Below are some entries; can you quote all of them exactly?

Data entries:
>> START
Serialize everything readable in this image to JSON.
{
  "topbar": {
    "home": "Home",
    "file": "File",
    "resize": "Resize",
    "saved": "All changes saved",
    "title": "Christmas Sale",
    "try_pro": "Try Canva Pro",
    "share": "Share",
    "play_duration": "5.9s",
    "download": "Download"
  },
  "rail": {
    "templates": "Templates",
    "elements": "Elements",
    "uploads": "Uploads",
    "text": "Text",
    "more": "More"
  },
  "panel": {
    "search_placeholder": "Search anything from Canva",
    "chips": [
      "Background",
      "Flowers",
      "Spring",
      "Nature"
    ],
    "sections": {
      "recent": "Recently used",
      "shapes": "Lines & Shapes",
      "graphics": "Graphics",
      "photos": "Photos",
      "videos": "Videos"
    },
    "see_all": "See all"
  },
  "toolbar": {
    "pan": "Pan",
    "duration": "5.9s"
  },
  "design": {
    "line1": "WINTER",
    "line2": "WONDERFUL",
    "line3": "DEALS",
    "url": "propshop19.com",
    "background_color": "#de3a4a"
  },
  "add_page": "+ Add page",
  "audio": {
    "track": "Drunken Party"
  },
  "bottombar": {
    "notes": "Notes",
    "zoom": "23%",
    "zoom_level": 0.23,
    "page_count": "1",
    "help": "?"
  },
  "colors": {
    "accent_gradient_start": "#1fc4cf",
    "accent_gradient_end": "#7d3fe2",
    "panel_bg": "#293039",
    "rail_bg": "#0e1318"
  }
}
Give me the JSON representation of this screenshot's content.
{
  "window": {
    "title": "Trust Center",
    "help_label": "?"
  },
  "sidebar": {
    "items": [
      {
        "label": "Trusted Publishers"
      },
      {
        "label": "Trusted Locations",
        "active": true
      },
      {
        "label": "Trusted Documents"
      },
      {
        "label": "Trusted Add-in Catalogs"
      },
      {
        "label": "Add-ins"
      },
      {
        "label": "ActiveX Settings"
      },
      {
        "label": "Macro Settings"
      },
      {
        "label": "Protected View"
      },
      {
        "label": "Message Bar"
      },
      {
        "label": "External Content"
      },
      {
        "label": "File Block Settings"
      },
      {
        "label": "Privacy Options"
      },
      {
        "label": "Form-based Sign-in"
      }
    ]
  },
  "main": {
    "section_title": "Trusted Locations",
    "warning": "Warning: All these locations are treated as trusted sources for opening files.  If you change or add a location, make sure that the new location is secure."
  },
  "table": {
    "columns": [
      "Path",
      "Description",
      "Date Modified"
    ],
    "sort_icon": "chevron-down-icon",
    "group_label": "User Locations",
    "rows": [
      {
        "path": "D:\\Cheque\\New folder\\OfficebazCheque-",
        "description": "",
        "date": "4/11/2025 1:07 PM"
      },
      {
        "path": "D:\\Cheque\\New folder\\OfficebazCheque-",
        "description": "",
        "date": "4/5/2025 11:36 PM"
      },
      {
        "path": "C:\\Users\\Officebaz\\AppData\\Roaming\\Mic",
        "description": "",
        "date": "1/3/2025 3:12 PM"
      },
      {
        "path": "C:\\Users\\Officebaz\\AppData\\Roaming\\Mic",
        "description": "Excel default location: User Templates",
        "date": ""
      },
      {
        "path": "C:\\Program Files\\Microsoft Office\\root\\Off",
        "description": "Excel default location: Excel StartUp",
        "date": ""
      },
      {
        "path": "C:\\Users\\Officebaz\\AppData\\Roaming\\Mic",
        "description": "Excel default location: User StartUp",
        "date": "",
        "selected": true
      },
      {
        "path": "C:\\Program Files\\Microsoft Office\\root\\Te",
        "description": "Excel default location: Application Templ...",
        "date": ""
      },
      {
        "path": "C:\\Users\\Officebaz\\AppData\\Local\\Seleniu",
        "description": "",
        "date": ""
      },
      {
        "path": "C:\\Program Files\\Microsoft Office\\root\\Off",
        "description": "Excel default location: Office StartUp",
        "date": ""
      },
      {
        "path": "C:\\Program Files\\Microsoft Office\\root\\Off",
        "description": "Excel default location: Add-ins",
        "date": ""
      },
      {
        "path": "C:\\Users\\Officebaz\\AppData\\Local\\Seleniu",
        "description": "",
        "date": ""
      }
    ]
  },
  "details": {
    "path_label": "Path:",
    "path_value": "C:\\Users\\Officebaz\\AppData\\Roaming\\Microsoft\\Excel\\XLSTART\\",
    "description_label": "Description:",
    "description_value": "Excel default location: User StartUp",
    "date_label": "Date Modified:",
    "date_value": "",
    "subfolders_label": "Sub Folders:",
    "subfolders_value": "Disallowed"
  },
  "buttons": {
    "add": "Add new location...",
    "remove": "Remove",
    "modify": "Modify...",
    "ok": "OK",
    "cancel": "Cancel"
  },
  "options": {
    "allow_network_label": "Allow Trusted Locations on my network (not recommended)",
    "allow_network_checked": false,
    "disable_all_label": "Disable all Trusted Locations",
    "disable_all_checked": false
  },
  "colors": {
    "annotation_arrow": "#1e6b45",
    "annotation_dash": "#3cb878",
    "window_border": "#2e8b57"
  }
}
>> END
→ EXPECTED OUTPUT:
Serialize everything readable in this image to JSON.
{
  "topbar": {
    "home": "Home",
    "file": "File",
    "resize": "Resize",
    "saved": "All changes saved",
    "title": "Christmas Sale",
    "try_pro": "Try Canva Pro",
    "share": "Share",
    "play_duration": "5.9s",
    "download": "Download"
  },
  "rail": {
    "templates": "Templates",
    "elements": "Elements",
    "uploads": "Uploads",
    "text": "Text",
    "more": "More"
  },
  "panel": {
    "search_placeholder": "Search anything from Canva",
    "chips": [
      "Background",
      "Flowers",
      "Spring",
      "Nature"
    ],
    "sections": {
      "recent": "Recently used",
      "shapes": "Lines & Shapes",
      "graphics": "Graphics",
      "photos": "Photos",
      "videos": "Videos"
    },
    "see_all": "See all"
  },
  "toolbar": {
    "pan": "Pan",
    "duration": "5.9s"
  },
  "design": {
    "line1": "WINTER",
    "line2": "WONDERFUL",
    "line3": "DEALS",
    "url": "propshop19.com",
    "background_color": "#de3a4a"
  },
  "add_page": "+ Add page",
  "audio": {
    "track": "Drunken Party"
  },
  "bottombar": {
    "notes": "Notes",
    "zoom": "23%",
    "zoom_level": 0.23,
    "page_count": "1",
    "help": "?"
  },
  "colors": {
    "accent_gradient_start": "#1fc4cf",
    "accent_gradient_end": "#7d3fe2",
    "panel_bg": "#293039",
    "rail_bg": "#0e1318"
  }
}
Give me the JSON representation of this screenshot's content.
{
  "window": {
    "title": "Trust Center",
    "help_label": "?"
  },
  "sidebar": {
    "items": [
      {
        "label": "Trusted Publishers"
      },
      {
        "label": "Trusted Locations",
        "active": true
      },
      {
        "label": "Trusted Documents"
      },
      {
        "label": "Trusted Add-in Catalogs"
      },
      {
        "label": "Add-ins"
      },
      {
        "label": "ActiveX Settings"
      },
      {
        "label": "Macro Settings"
      },
      {
        "label": "Protected View"
      },
      {
        "label": "Message Bar"
      },
      {
        "label": "External Content"
      },
      {
        "label": "File Block Settings"
      },
      {
        "label": "Privacy Options"
      },
      {
        "label": "Form-based Sign-in"
      }
    ]
  },
  "main": {
    "section_title": "Trusted Locations",
    "warning": "Warning: All these locations are treated as trusted sources for opening files.  If you change or add a location, make sure that the new location is secure."
  },
  "table": {
    "columns": [
      "Path",
      "Description",
      "Date Modified"
    ],
    "sort_icon": "chevron-down-icon",
    "group_label": "User Locations",
    "rows": [
      {
        "path": "D:\\Cheque\\New folder\\OfficebazCheque-",
        "description": "",
        "date": "4/11/2025 1:07 PM"
      },
      {
        "path": "D:\\Cheque\\New folder\\OfficebazCheque-",
        "description": "",
        "date": "4/5/2025 11:36 PM"
      },
      {
        "path": "C:\\Users\\Officebaz\\AppData\\Roaming\\Mic",
        "description": "",
        "date": "1/3/2025 3:12 PM"
      },
      {
        "path": "C:\\Users\\Officebaz\\AppData\\Roaming\\Mic",
        "description": "Excel default location: User Templates",
        "date": ""
      },
      {
        "path": "C:\\Program Files\\Microsoft Office\\root\\Off",
        "description": "Excel default location: Excel StartUp",
        "date": ""
      },
      {
        "path": "C:\\Users\\Officebaz\\AppData\\Roaming\\Mic",
        "description": "Excel default location: User StartUp",
        "date": "",
        "selected": true
      },
      {
        "path": "C:\\Program Files\\Microsoft Office\\root\\Te",
        "description": "Excel default location: Application Templ...",
        "date": ""
      },
      {
        "path": "C:\\Users\\Officebaz\\AppData\\Local\\Seleniu",
        "description": "",
        "date": ""
      },
      {
        "path": "C:\\Program Files\\Microsoft Office\\root\\Off",
        "description": "Excel default location: Office StartUp",
        "date": ""
      },
      {
        "path": "C:\\Program Files\\Microsoft Office\\root\\Off",
        "description": "Excel default location: Add-ins",
        "date": ""
      },
      {
        "path": "C:\\Users\\Officebaz\\AppData\\Local\\Seleniu",
        "description": "",
        "date": ""
      }
    ]
  },
  "details": {
    "path_label": "Path:",
    "path_value": "C:\\Users\\Officebaz\\AppData\\Roaming\\Microsoft\\Excel\\XLSTART\\",
    "description_label": "Description:",
    "description_value": "Excel default location: User StartUp",
    "date_label": "Date Modified:",
    "date_value": "",
    "subfolders_label": "Sub Folders:",
    "subfolders_value": "Disallowed"
  },
  "buttons": {
    "add": "Add new location...",
    "remove": "Remove",
    "modify": "Modify...",
    "ok": "OK",
    "cancel": "Cancel"
  },
  "options": {
    "allow_network_label": "Allow Trusted Locations on my network (not recommended)",
    "allow_network_checked": false,
    "disable_all_label": "Disable all Trusted Locations",
    "disable_all_checked": false
  },
  "colors": {
    "annotation_arrow": "#1e6b45",
    "annotation_dash": "#3cb878",
    "window_border": "#2e8b57"
  }
}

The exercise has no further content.